►

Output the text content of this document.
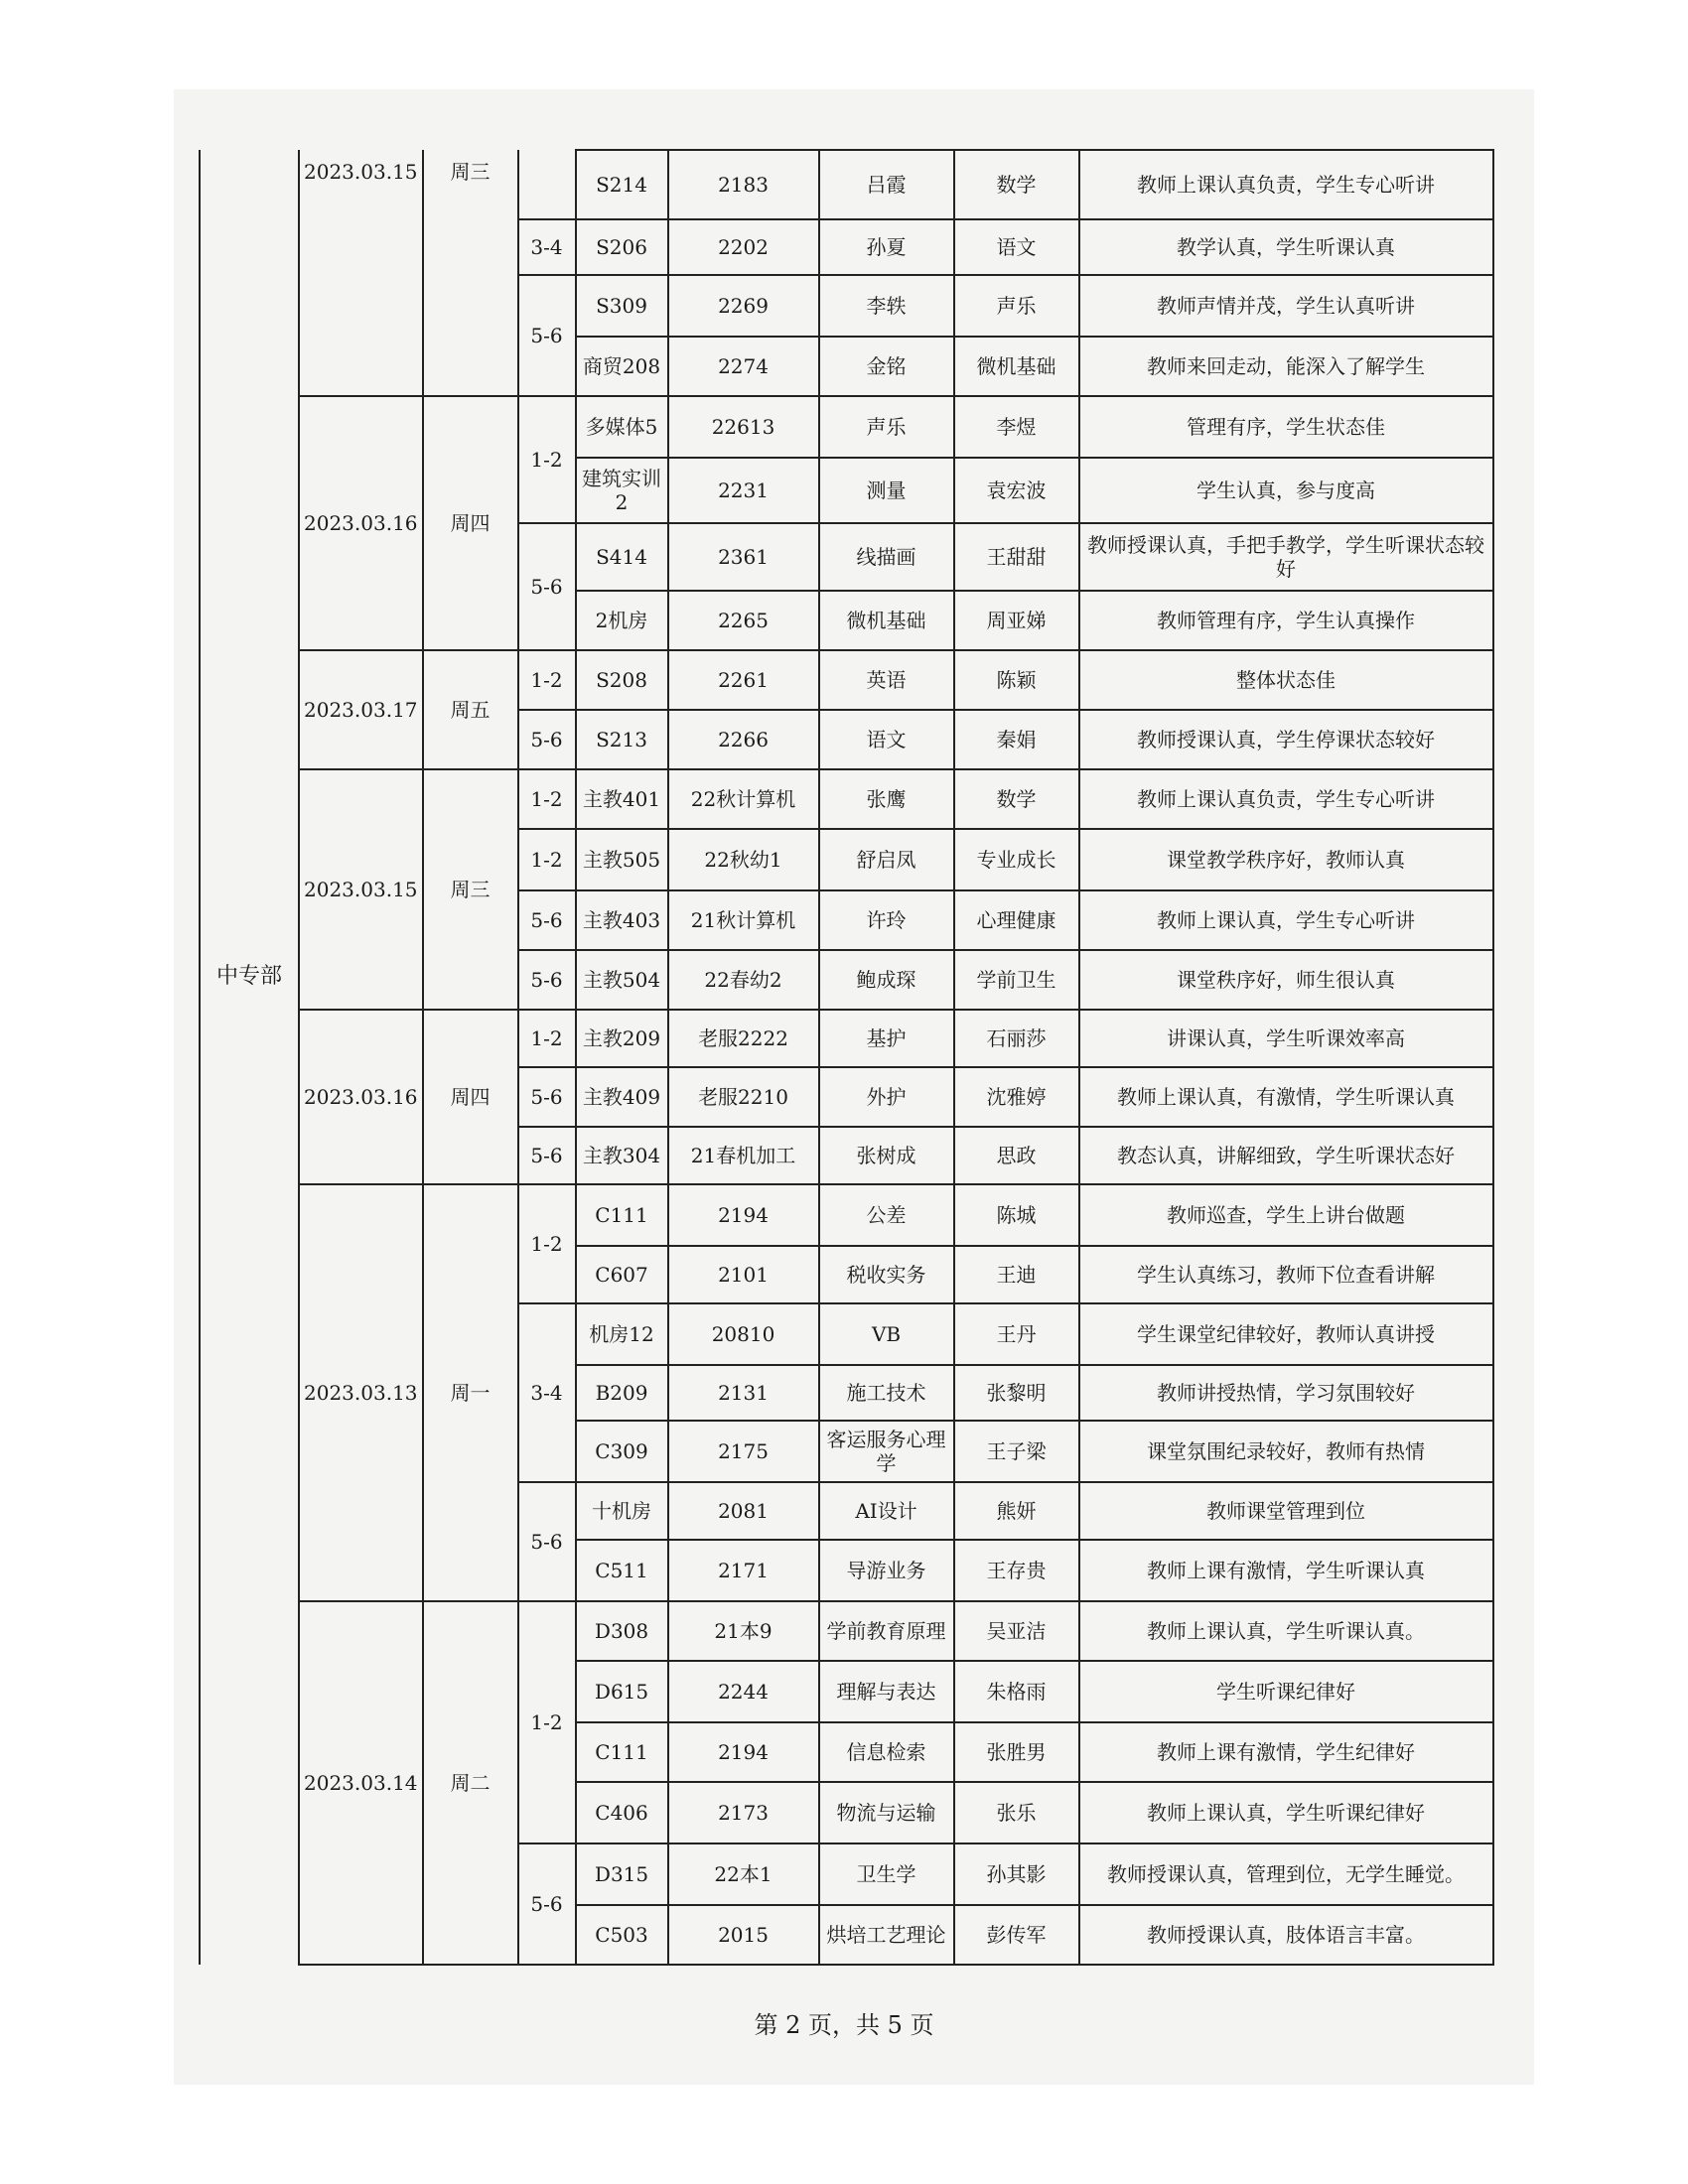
	2023.03.15	周三		S214	2183	吕霞	数学	教师上课认真负责，学生专心听讲
			3-4	S206	2202	孙夏	语文	教学认真，学生听课认真
			5-6	S309	2269	李轶	声乐	教师声情并茂，学生认真听讲
				商贸208	2274	金铭	微机基础	教师来回走动，能深入了解学生
	2023.03.16	周四	1-2	多媒体5	22613	声乐	李煜	管理有序，学生状态佳
				建筑实训2	2231	测量	袁宏波	学生认真，参与度高
			5-6	S414	2361	线描画	王甜甜	教师授课认真，手把手教学，学生听课状态较好
				2机房	2265	微机基础	周亚娣	教师管理有序，学生认真操作
	2023.03.17	周五	1-2	S208	2261	英语	陈颖	整体状态佳
			5-6	S213	2266	语文	秦娟	教师授课认真，学生停课状态较好
中专部	2023.03.15	周三	1-2	主教401	22秋计算机	张鹰	数学	教师上课认真负责，学生专心听讲
			1-2	主教505	22秋幼1	舒启凤	专业成长	课堂教学秩序好，教师认真
			5-6	主教403	21秋计算机	许玲	心理健康	教师上课认真，学生专心听讲
			5-6	主教504	22春幼2	鲍成琛	学前卫生	课堂秩序好，师生很认真
	2023.03.16	周四	1-2	主教209	老服2222	基护	石丽莎	讲课认真，学生听课效率高
			5-6	主教409	老服2210	外护	沈雅婷	教师上课认真，有激情，学生听课认真
			5-6	主教304	21春机加工	张树成	思政	教态认真，讲解细致，学生听课状态好
	2023.03.13	周一	1-2	C111	2194	公差	陈城	教师巡查，学生上讲台做题
				C607	2101	税收实务	王迪	学生认真练习，教师下位查看讲解
			3-4	机房12	20810	VB	王丹	学生课堂纪律较好，教师认真讲授
				B209	2131	施工技术	张黎明	教师讲授热情，学习氛围较好
				C309	2175	客运服务心理学	王子梁	课堂氛围纪录较好，教师有热情
			5-6	十机房	2081	AI设计	熊妍	教师课堂管理到位
				C511	2171	导游业务	王存贵	教师上课有激情，学生听课认真
	2023.03.14	周二	1-2	D308	21本9	学前教育原理	吴亚洁	教师上课认真，学生听课认真。
				D615	2244	理解与表达	朱格雨	学生听课纪律好
				C111	2194	信息检索	张胜男	教师上课有激情，学生纪律好
				C406	2173	物流与运输	张乐	教师上课认真，学生听课纪律好
			5-6	D315	22本1	卫生学	孙其影	教师授课认真，管理到位，无学生睡觉。
				C503	2015	烘培工艺理论	彭传军	教师授课认真，肢体语言丰富。
第 2 页，共 5 页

◄

(PROBLEM REQUIREMENTS): From the listing above, copy every line that includes the word "教师上课认真负责".

(COMPLETED TASK):
	2023.03.15	周三		S214	2183	吕霞	数学	教师上课认真负责，学生专心听讲
中专部	2023.03.15	周三	1-2	主教401	22秋计算机	张鹰	数学	教师上课认真负责，学生专心听讲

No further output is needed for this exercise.